• [Written instruction]: Using the forum thread below about starting to incubate eggs, explain why Jessaba plans to buy hatching eggs from a neighboring farm.

• [Excerpted passage]:
▼▼▼
# Yay...starting something new...



## Jessaba (May 13, 2010)

Well I grew up in the city....married my hubby and moved in the country with him...have had just about everything miniature. Goats, horse, pigs, bunch of chickens, now turkeys, etc, etc

Well I have decided to take on a new task as it sounds fun!! I am here all day so have plenty of time to do it when I'm not doing school or working on the farm of course...

INCUBATING!! :leap: 

Right now we have Partridge Rock, Black-sex link, and Rhode Island Red hens. They are young so won't get eggs from them for a while, BUT have decided to buy hatching eggs from a neighboring farm once I get an incubator and get to hatching...father in law has hatched MANY eggs in his life so he is going to teach me. I have done lots of research and talked to him...Would eventually (if I like it, which I am sure I will) like to incubate RIR's, silkies, and turkeys! Will do one thing at a time though...this along with fencing in 3 full acres of land for more goats  :laugh: and baby season still going on (got 3 more girls to deliver) Along with starting school in August for vet tech (eventually vet for large livestock of course :greengrin: ) Anything to keep me busy! 

Just wanted to share my excitement!


----------



## freedomstarfarm (Mar 25, 2011)

Incubating is fun! If possible I recommend a incubator with a tilting table.


----------



## Calico Patch Farm (Mar 8, 2011)

We used to incubate a lot and it was tons of fun! Good luck! :shades:


----------



## Jessaba (May 13, 2010)

I am just getting an el cheapo to get the job done for now to make sure it is something I wanna do! Then father in law said he would build me one


----------



## milkmaid (Sep 15, 2010)

OOOOH fun! Everything to do with baby animals is fun.


----------



## Jessaba (May 13, 2010)
▲▲▲
(Stored records)
▼▼▼
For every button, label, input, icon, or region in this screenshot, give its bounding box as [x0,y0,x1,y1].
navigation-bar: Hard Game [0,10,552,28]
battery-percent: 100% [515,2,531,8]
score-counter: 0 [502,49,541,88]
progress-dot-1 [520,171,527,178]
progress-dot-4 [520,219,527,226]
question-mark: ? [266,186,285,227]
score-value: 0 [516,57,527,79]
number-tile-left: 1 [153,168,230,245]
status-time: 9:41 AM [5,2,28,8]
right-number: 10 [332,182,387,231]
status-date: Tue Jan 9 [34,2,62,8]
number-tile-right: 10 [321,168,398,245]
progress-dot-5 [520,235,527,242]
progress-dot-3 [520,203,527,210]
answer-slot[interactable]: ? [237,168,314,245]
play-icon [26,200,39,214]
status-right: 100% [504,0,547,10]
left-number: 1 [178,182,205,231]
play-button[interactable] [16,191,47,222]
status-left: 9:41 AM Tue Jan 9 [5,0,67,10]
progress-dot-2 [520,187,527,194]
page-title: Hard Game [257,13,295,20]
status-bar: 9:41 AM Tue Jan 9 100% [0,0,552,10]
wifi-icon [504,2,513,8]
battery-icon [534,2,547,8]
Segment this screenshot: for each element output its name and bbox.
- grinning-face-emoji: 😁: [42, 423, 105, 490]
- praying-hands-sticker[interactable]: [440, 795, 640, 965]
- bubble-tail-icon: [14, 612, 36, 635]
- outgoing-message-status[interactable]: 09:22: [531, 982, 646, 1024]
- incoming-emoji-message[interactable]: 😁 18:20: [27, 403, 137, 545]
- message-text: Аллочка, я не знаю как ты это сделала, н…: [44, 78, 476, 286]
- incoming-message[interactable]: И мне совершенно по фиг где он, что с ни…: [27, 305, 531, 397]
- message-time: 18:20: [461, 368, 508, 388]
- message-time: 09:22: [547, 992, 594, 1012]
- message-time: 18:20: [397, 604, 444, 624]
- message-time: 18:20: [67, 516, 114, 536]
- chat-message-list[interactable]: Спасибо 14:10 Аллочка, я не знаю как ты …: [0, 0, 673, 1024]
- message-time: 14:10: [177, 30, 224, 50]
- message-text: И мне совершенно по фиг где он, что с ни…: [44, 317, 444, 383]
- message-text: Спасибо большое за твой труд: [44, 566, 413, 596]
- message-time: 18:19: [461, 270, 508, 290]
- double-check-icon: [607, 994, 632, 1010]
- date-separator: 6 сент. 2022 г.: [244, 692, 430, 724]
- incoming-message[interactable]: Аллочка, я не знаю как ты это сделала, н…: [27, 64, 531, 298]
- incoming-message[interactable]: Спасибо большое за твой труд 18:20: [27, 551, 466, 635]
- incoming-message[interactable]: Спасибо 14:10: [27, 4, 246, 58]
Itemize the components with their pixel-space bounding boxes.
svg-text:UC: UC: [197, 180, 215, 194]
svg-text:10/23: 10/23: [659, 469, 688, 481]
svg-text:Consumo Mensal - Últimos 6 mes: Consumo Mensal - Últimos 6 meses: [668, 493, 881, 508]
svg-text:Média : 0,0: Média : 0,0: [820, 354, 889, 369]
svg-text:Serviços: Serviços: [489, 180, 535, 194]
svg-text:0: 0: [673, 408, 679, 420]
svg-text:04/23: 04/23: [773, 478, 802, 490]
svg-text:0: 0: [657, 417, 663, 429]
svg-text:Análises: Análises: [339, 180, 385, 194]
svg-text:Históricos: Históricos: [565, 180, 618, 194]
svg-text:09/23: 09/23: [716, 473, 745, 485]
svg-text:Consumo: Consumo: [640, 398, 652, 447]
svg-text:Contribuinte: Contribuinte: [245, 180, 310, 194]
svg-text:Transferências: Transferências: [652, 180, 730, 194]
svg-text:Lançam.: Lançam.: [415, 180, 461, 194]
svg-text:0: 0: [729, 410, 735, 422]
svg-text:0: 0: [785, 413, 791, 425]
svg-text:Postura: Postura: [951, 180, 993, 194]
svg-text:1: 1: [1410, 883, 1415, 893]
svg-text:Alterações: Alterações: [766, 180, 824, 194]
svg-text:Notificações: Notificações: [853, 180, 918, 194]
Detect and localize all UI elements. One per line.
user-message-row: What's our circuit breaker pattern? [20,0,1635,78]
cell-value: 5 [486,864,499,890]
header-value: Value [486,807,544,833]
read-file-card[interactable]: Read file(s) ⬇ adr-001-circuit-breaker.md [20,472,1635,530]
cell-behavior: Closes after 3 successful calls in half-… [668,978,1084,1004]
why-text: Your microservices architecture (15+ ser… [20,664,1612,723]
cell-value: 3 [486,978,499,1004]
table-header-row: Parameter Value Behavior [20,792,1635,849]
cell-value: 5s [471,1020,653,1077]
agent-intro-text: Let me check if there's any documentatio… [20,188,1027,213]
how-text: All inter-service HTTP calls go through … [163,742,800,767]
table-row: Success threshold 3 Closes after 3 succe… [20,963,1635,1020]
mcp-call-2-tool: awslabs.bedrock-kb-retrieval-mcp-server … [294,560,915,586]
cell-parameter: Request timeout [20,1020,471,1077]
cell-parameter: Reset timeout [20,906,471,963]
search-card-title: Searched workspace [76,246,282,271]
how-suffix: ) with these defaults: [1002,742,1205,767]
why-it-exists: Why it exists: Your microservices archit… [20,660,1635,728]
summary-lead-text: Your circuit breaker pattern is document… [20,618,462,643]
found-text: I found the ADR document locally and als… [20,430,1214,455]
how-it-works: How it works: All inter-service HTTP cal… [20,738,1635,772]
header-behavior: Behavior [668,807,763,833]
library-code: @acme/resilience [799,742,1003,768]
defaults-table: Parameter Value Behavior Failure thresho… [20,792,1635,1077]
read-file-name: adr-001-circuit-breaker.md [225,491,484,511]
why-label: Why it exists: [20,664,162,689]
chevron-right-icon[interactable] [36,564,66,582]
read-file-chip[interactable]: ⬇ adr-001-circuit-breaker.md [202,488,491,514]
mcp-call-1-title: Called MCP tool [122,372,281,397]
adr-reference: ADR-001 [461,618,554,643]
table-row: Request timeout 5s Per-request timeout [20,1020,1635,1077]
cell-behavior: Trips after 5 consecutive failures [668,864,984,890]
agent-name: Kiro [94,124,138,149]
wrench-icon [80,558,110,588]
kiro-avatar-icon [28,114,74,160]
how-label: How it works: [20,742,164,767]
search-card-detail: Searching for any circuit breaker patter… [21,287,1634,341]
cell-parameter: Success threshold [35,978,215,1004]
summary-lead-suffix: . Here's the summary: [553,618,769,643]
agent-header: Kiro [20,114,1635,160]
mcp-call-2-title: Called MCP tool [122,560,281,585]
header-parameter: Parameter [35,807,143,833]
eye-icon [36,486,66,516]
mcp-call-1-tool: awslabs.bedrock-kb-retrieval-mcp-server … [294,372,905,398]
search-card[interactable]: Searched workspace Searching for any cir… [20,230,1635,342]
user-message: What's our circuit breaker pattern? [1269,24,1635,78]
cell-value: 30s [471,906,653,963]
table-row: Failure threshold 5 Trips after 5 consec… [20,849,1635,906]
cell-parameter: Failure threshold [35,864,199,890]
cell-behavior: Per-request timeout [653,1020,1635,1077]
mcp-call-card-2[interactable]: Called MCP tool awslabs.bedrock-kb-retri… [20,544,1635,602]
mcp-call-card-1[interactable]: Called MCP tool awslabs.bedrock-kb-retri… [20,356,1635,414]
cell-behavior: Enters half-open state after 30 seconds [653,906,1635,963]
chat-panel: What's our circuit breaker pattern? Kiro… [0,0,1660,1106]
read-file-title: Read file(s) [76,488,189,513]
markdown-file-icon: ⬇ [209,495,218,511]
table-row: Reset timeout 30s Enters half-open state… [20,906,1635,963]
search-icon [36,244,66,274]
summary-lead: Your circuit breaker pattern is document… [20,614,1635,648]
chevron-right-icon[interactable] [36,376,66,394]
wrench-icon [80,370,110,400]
▲▲▲
• [The response]: Her Partridge Rock, Black-sex link, and Rhode Island Red hens are still young, so they won't lay eggs for a while. She will buy hatching eggs from the neighboring farm once she has an incubator.